What to do:
Gather all lines in the records below that include the word "Continue".

Data shown:
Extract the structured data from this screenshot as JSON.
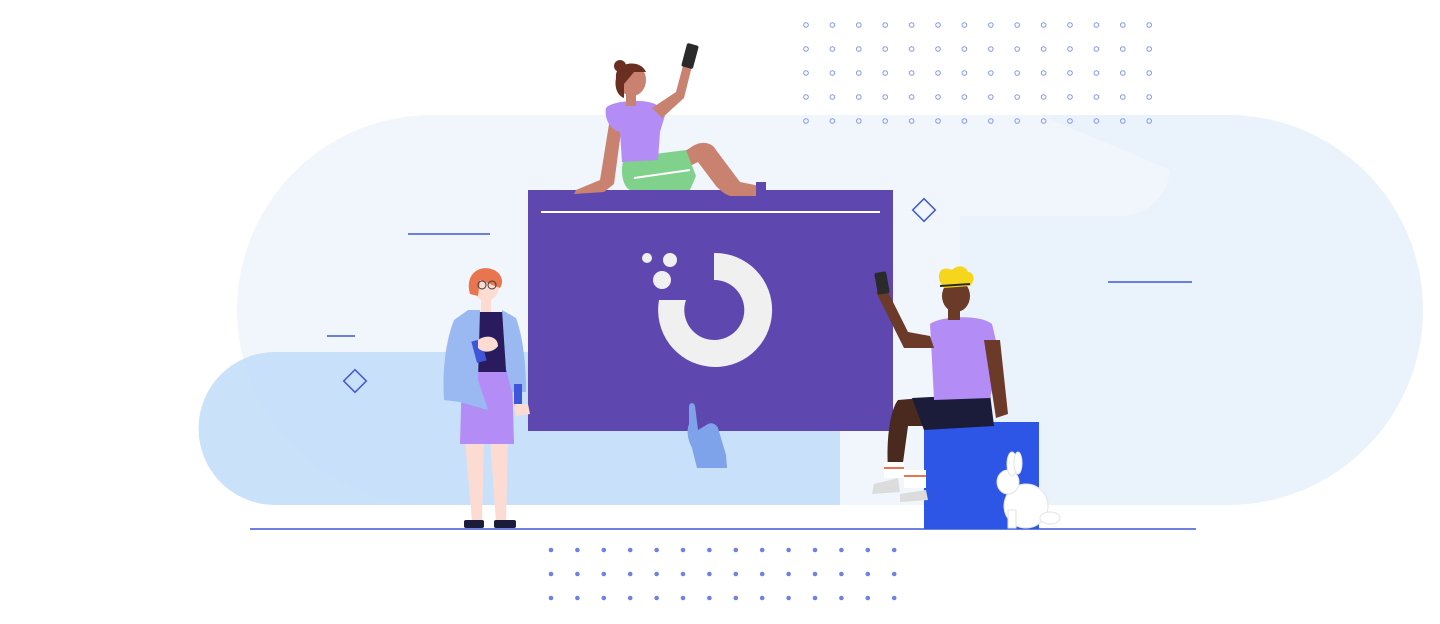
{
  "illustration": {
    "colors": {
      "background": "#ffffff",
      "pale_band": "#f1f6fc",
      "pale_band_right": "#eaf2fb",
      "blue_pill": "#c4def9",
      "board": "#5f47b0",
      "logo": "#f0f0f0",
      "accent_line": "#3f56d8",
      "dot_outline": "#8598ea",
      "dot_fill": "#6f82e3",
      "cube": "#2d55e6",
      "lavender": "#b48cf6",
      "skin_light": "#fcdcd2",
      "skin_tan": "#c8826f",
      "skin_dark": "#6b3a28",
      "hair_orange": "#e8754f",
      "hair_yellow": "#f6d51d",
      "jacket": "#9ab8f2",
      "shorts_green": "#7fd18c",
      "hand_blue": "#7fa3ea",
      "rabbit": "#ffffff"
    },
    "icons": [
      "brand-logo-icon",
      "pointing-hand-icon",
      "diamond-icon",
      "rabbit-icon",
      "smartphone-icon"
    ]
  }
}
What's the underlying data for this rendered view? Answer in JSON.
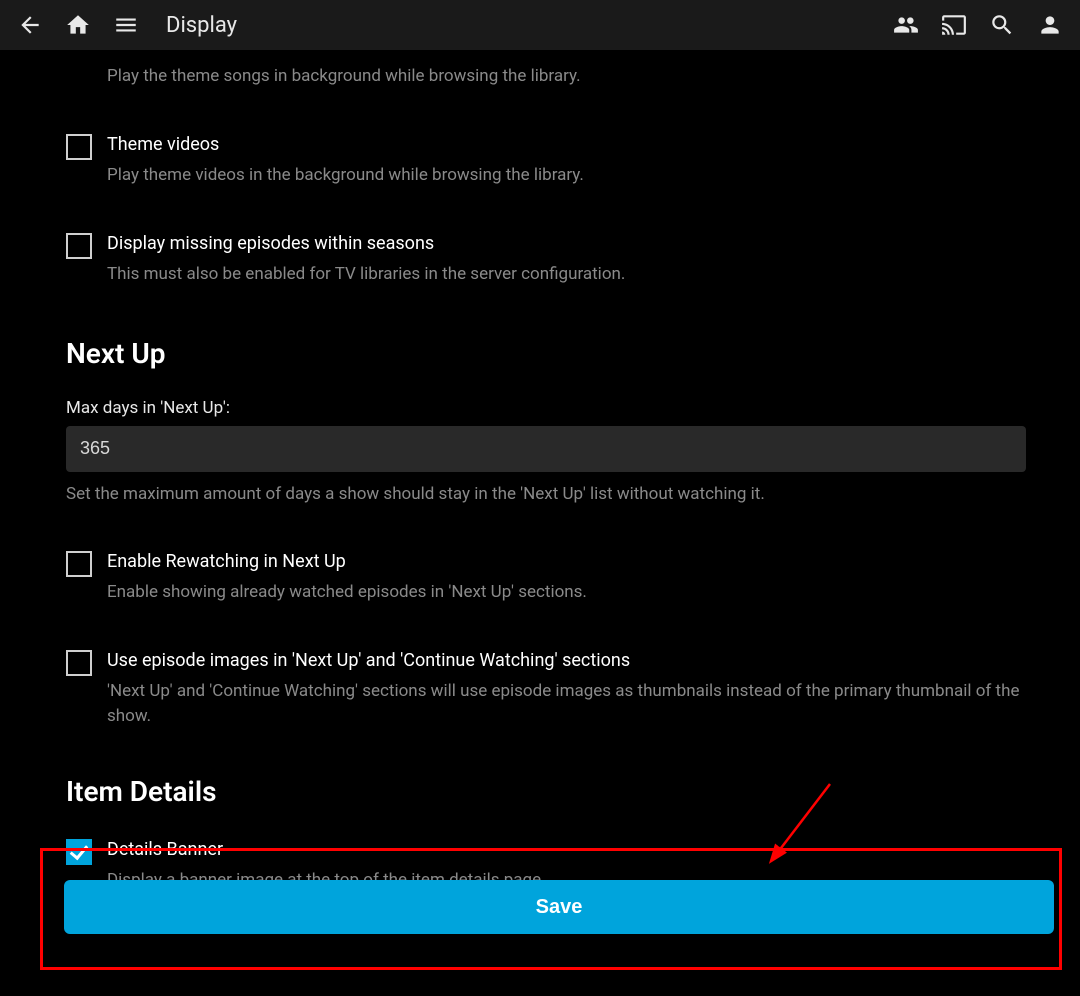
{
  "header": {
    "title": "Display"
  },
  "intro_desc": "Play the theme songs in background while browsing the library.",
  "options": {
    "theme_videos": {
      "label": "Theme videos",
      "desc": "Play theme videos in the background while browsing the library.",
      "checked": false
    },
    "missing_episodes": {
      "label": "Display missing episodes within seasons",
      "desc": "This must also be enabled for TV libraries in the server configuration.",
      "checked": false
    }
  },
  "next_up": {
    "heading": "Next Up",
    "max_days_label": "Max days in 'Next Up':",
    "max_days_value": "365",
    "max_days_desc": "Set the maximum amount of days a show should stay in the 'Next Up' list without watching it.",
    "rewatching": {
      "label": "Enable Rewatching in Next Up",
      "desc": "Enable showing already watched episodes in 'Next Up' sections.",
      "checked": false
    },
    "episode_images": {
      "label": "Use episode images in 'Next Up' and 'Continue Watching' sections",
      "desc": "'Next Up' and 'Continue Watching' sections will use episode images as thumbnails instead of the primary thumbnail of the show.",
      "checked": false
    }
  },
  "item_details": {
    "heading": "Item Details",
    "details_banner": {
      "label": "Details Banner",
      "desc": "Display a banner image at the top of the item details page.",
      "checked": true
    }
  },
  "save_label": "Save"
}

Full response:
      "label": "Use episode images in 'Next Up' and 'Continue Watching' sections",
      "desc": "'Next Up' and 'Continue Watching' sections will use episode images as thumbnails instead of the primary thumbnail of the show.",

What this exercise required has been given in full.